### Instructions to follow
Look through the data for the string "colon". Copy every line where it is found.

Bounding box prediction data
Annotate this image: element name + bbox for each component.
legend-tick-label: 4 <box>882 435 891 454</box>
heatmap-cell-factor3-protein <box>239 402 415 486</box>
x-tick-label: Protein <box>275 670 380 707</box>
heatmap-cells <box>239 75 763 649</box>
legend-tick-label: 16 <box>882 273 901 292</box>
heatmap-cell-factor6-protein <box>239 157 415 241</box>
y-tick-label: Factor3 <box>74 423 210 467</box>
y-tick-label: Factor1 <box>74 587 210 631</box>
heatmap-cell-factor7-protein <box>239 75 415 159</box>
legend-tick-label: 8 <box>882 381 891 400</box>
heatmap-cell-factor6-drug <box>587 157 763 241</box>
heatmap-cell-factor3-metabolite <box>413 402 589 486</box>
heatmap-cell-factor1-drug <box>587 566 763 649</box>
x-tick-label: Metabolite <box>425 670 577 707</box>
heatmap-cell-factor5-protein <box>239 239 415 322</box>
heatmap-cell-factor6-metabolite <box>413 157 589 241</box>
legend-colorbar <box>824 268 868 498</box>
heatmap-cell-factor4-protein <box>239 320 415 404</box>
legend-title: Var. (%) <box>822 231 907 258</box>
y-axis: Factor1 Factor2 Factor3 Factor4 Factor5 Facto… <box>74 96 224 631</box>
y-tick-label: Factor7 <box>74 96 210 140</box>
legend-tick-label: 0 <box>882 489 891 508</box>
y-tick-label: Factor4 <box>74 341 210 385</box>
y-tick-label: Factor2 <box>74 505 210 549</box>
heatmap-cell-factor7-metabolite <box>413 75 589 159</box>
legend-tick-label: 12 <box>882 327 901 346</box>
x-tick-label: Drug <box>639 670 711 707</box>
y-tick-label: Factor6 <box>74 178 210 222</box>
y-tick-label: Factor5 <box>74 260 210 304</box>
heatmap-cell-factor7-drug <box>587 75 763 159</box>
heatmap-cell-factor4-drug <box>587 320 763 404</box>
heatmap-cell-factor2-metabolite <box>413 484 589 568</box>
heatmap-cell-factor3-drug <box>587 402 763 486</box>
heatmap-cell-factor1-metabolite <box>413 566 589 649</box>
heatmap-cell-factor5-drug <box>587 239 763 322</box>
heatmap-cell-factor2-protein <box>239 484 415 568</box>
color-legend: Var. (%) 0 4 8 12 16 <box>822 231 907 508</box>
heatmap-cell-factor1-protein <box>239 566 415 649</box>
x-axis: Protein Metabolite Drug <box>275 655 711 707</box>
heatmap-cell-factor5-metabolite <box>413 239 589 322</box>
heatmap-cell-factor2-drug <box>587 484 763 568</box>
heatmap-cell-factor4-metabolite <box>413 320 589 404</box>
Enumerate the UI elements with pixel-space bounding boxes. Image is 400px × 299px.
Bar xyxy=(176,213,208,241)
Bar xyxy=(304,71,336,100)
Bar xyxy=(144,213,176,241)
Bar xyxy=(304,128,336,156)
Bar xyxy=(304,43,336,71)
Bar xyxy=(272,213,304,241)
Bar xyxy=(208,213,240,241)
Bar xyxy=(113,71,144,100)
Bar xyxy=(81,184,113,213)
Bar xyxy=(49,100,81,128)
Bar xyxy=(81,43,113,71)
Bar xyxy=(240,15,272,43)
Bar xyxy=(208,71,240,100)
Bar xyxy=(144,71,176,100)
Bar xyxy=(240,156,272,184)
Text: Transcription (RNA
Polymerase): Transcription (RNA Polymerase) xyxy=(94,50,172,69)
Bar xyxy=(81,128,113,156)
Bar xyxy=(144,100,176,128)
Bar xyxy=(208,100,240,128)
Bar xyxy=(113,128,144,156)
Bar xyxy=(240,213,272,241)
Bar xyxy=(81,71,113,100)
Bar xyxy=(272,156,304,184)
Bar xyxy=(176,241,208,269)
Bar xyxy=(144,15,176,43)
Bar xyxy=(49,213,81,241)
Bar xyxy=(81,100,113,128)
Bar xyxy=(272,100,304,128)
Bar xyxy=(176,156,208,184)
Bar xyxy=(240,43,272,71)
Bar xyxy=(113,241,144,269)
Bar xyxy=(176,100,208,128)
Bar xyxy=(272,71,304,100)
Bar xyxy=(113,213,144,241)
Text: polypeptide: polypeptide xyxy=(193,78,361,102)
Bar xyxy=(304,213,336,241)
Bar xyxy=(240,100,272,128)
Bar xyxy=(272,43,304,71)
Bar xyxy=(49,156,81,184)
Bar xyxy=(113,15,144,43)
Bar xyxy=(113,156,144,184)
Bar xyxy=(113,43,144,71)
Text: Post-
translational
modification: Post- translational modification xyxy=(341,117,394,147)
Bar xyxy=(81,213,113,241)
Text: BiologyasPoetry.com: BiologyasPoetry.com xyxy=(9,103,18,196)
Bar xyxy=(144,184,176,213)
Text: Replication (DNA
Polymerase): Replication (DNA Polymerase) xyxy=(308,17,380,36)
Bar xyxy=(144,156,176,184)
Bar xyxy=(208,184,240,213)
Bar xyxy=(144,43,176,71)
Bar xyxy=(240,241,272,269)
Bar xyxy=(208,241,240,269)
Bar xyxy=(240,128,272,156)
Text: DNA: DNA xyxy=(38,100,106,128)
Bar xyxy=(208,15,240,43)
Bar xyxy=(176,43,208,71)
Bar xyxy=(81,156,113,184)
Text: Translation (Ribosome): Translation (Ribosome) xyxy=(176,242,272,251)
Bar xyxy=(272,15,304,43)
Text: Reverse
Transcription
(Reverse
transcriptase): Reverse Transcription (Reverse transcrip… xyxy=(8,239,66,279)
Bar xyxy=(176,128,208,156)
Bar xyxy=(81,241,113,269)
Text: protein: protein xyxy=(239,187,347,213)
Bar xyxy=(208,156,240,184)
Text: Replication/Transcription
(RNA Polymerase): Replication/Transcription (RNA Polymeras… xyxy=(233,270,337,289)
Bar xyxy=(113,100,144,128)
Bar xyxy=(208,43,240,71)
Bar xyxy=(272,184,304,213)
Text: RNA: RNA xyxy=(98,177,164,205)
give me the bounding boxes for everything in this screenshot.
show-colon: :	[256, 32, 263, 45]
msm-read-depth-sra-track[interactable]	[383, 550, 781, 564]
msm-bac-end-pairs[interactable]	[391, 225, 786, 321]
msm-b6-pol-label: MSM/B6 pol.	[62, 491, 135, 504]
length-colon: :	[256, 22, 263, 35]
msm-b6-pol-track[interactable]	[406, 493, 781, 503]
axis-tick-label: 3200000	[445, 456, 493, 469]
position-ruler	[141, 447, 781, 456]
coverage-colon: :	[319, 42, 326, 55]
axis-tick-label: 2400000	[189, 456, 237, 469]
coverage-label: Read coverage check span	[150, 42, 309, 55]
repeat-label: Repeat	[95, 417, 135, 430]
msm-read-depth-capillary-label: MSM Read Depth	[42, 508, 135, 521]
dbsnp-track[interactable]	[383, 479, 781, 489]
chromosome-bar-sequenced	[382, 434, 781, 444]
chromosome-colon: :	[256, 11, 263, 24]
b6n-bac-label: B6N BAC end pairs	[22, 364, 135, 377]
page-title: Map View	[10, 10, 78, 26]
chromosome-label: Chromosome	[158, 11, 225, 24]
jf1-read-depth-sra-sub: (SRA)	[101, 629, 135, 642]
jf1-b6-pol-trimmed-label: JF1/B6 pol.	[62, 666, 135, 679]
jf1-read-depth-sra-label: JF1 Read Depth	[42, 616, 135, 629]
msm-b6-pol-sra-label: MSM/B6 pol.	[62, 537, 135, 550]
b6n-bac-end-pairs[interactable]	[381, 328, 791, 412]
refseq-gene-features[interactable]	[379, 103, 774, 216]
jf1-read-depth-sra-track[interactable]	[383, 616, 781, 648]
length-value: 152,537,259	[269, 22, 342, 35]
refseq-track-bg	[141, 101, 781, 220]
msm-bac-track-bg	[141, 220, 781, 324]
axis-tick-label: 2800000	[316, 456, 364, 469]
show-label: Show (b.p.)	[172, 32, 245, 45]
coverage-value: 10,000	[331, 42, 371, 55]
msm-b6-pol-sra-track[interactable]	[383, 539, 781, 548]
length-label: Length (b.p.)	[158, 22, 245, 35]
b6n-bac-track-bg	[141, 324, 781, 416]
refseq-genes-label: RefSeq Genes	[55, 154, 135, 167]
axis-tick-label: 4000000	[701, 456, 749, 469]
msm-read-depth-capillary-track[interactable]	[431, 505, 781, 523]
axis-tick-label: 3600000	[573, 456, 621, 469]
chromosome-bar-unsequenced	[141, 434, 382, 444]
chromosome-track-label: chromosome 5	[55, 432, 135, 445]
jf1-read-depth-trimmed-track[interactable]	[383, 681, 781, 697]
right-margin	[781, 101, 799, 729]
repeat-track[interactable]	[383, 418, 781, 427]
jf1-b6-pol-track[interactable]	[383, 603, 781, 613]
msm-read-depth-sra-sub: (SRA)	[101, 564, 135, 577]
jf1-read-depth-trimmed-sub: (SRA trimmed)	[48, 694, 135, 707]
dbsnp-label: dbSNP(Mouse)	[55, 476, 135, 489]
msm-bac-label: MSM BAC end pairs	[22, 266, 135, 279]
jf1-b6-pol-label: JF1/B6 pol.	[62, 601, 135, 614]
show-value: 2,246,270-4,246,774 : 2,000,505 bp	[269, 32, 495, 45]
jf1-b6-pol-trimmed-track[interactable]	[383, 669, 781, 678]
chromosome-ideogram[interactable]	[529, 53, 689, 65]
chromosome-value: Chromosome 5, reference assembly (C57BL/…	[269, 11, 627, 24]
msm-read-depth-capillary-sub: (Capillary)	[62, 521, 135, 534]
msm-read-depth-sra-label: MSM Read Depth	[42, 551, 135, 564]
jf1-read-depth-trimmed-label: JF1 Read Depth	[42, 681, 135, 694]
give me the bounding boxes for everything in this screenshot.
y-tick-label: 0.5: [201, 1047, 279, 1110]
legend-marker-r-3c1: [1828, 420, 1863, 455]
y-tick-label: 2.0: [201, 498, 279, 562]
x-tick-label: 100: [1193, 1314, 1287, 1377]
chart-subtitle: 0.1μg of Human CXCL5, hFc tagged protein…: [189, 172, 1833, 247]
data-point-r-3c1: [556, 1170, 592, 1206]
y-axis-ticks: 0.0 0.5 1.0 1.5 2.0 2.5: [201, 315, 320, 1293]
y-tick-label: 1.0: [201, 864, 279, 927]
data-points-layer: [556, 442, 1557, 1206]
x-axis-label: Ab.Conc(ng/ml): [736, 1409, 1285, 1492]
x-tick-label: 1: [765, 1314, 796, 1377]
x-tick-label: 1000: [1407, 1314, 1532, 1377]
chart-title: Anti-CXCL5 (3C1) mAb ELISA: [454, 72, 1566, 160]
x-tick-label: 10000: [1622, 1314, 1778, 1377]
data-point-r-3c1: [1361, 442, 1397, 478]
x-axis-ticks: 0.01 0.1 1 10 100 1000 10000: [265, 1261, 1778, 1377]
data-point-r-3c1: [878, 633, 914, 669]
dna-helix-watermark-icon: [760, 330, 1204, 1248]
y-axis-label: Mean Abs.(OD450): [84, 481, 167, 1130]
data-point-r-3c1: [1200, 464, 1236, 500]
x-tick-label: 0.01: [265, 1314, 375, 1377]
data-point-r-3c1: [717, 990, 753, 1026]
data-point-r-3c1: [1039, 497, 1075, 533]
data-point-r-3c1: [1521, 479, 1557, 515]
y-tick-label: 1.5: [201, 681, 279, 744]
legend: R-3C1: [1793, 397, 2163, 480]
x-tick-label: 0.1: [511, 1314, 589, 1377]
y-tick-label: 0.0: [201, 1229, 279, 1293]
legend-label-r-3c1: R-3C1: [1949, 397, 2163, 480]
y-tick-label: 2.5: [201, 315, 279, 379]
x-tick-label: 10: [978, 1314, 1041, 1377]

### Written answer
show-colon: :	[256, 32, 263, 45]
length-colon: :	[256, 22, 263, 35]
coverage-colon: :	[319, 42, 326, 55]
chromosome-colon: :	[256, 11, 263, 24]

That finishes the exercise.